Challenge - Quote verbatim the stretch of rows below from the first row through the row containing "342, 160, 365]", including both.

Extracted material -

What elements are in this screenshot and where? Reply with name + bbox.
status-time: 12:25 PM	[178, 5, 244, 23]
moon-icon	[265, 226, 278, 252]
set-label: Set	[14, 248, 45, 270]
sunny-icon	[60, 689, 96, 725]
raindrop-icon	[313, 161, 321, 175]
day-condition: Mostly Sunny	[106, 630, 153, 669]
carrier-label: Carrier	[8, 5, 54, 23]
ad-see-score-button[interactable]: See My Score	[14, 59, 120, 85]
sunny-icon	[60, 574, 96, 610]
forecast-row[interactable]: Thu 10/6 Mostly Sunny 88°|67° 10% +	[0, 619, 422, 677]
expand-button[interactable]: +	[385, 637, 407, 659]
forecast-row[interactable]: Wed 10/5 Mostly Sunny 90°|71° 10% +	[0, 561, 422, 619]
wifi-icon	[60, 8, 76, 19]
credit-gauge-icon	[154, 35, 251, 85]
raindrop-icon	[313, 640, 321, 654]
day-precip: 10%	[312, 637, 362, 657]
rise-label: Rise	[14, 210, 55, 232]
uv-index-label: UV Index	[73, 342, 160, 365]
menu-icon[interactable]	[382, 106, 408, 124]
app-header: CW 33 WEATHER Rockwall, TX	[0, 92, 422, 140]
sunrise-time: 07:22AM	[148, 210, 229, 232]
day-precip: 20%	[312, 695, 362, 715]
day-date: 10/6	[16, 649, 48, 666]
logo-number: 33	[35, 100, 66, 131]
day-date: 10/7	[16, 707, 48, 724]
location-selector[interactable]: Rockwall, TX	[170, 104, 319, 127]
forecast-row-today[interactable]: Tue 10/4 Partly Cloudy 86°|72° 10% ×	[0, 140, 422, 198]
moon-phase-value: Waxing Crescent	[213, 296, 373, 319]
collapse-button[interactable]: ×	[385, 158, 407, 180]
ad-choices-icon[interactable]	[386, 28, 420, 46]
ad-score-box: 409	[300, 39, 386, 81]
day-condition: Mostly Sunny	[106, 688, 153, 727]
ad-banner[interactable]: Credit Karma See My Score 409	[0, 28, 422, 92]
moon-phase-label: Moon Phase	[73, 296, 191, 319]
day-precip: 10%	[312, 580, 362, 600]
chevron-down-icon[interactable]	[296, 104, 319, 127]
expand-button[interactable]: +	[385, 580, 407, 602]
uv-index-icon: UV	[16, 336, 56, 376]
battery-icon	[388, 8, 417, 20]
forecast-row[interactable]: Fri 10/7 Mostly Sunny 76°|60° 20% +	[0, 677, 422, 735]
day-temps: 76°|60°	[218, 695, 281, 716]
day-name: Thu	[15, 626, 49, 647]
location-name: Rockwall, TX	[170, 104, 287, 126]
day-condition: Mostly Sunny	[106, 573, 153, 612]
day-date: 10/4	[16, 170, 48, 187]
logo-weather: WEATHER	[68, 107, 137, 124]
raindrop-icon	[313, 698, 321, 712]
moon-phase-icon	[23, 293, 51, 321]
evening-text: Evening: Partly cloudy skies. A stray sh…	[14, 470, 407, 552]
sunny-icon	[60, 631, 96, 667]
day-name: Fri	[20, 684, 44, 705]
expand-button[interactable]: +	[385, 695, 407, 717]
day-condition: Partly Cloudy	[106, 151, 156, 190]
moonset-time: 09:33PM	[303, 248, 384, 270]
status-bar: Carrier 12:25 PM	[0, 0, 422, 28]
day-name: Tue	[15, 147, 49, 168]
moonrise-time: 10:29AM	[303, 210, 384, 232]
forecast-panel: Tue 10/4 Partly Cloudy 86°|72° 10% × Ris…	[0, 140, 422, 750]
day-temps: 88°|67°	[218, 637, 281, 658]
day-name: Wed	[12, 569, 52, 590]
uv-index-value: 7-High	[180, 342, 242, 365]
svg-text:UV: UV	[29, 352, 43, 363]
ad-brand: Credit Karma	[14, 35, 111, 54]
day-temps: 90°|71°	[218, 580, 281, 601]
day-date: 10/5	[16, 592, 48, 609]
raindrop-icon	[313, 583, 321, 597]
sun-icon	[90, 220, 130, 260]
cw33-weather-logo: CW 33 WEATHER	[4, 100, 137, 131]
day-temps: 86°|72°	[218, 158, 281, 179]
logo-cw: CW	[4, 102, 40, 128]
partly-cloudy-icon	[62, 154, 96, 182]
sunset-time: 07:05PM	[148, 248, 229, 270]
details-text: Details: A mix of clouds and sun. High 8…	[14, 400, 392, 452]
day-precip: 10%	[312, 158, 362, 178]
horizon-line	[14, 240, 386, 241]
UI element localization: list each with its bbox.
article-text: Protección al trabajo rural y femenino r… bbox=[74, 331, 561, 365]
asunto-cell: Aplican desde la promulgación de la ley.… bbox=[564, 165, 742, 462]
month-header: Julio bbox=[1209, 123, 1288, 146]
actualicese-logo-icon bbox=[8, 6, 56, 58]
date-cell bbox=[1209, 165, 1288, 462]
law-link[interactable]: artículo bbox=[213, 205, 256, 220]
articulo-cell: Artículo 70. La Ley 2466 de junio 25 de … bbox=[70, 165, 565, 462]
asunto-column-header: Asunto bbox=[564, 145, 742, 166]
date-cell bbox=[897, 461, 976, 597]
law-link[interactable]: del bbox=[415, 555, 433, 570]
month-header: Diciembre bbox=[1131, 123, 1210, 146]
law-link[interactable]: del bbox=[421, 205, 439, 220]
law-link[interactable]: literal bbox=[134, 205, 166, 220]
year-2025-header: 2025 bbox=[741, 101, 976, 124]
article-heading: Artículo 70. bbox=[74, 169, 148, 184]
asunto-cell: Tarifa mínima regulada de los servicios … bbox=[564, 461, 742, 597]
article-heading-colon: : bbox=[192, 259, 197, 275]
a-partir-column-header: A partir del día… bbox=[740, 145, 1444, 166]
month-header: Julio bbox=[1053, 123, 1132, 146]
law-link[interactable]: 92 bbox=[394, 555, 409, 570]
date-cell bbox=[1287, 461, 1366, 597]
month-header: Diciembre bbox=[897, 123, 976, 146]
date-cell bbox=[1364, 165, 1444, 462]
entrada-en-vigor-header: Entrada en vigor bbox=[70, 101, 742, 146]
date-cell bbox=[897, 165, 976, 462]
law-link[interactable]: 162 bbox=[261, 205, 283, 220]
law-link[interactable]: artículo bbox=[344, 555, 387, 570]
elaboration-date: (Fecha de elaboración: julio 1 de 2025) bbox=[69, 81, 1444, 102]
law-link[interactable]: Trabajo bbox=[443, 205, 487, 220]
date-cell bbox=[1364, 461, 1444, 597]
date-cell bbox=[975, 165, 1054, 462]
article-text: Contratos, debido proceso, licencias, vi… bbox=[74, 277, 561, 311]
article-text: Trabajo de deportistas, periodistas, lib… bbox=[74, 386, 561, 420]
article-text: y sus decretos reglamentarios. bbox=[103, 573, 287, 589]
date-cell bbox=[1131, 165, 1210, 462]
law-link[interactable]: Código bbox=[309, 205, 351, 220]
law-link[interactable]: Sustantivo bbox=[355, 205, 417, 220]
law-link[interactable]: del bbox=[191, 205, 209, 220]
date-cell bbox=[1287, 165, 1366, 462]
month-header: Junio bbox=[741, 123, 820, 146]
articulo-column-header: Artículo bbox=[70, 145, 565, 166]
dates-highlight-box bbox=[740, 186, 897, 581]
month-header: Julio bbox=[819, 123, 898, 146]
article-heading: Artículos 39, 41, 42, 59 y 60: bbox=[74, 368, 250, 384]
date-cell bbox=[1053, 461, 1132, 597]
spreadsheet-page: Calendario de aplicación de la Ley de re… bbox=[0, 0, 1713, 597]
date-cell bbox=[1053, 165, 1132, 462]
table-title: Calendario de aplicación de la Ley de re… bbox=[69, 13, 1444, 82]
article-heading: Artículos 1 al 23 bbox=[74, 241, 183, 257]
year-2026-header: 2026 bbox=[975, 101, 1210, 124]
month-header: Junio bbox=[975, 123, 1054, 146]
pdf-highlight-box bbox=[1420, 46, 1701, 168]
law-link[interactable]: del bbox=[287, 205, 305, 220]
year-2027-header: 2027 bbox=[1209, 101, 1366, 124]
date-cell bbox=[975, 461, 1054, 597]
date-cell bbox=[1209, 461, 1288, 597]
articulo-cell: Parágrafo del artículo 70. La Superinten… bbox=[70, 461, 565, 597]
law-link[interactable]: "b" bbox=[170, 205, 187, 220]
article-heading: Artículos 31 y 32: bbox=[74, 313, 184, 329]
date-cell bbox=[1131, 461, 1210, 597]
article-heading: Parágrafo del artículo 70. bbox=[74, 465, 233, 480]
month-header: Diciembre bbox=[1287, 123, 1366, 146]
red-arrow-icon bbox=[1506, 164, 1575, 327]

The result -
What elements are in this screenshot and where? Reply with name + bbox.
status-time: 12:25 PM	[178, 5, 244, 23]
moon-icon	[265, 226, 278, 252]
set-label: Set	[14, 248, 45, 270]
sunny-icon	[60, 689, 96, 725]
raindrop-icon	[313, 161, 321, 175]
day-condition: Mostly Sunny	[106, 630, 153, 669]
carrier-label: Carrier	[8, 5, 54, 23]
ad-see-score-button[interactable]: See My Score	[14, 59, 120, 85]
sunny-icon	[60, 574, 96, 610]
forecast-row[interactable]: Thu 10/6 Mostly Sunny 88°|67° 10% +	[0, 619, 422, 677]
expand-button[interactable]: +	[385, 637, 407, 659]
forecast-row[interactable]: Wed 10/5 Mostly Sunny 90°|71° 10% +	[0, 561, 422, 619]
wifi-icon	[60, 8, 76, 19]
credit-gauge-icon	[154, 35, 251, 85]
raindrop-icon	[313, 640, 321, 654]
day-precip: 10%	[312, 637, 362, 657]
rise-label: Rise	[14, 210, 55, 232]
uv-index-label: UV Index	[73, 342, 160, 365]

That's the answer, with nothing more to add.